Figure data in JSON:
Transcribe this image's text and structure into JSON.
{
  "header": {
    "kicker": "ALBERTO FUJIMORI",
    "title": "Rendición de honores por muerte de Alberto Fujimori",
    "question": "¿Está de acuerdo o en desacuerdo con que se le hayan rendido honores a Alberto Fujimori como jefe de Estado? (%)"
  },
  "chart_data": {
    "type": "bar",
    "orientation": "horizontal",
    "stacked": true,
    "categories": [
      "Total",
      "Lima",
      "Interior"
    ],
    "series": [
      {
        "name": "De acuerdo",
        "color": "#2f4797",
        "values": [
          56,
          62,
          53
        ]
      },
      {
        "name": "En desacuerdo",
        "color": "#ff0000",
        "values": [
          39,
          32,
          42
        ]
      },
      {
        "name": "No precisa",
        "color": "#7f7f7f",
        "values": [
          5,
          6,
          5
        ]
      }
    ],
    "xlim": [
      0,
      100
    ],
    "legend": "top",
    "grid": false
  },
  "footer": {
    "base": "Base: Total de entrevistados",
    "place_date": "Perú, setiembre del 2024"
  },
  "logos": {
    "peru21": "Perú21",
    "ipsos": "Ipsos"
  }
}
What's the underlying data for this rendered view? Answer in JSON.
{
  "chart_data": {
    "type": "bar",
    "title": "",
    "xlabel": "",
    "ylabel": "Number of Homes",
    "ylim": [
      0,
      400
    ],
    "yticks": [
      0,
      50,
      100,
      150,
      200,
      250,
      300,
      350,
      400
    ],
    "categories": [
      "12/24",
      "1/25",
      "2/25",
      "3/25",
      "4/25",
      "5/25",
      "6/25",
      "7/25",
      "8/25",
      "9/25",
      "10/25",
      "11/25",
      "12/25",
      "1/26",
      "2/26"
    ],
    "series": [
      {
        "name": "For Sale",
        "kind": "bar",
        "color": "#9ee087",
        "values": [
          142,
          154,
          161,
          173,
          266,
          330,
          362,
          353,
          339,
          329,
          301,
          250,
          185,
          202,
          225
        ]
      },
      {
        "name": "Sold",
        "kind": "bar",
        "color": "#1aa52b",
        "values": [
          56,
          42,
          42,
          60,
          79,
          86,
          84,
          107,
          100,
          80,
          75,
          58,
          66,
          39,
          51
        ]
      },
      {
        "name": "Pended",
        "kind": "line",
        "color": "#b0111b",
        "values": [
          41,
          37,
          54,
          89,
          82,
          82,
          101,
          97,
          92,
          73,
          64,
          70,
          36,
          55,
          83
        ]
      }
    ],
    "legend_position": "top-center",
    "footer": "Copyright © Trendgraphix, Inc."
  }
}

* Work instructions *
Lines in the records that hold the word "color" are to be counted; give only the total.

* Answer *
6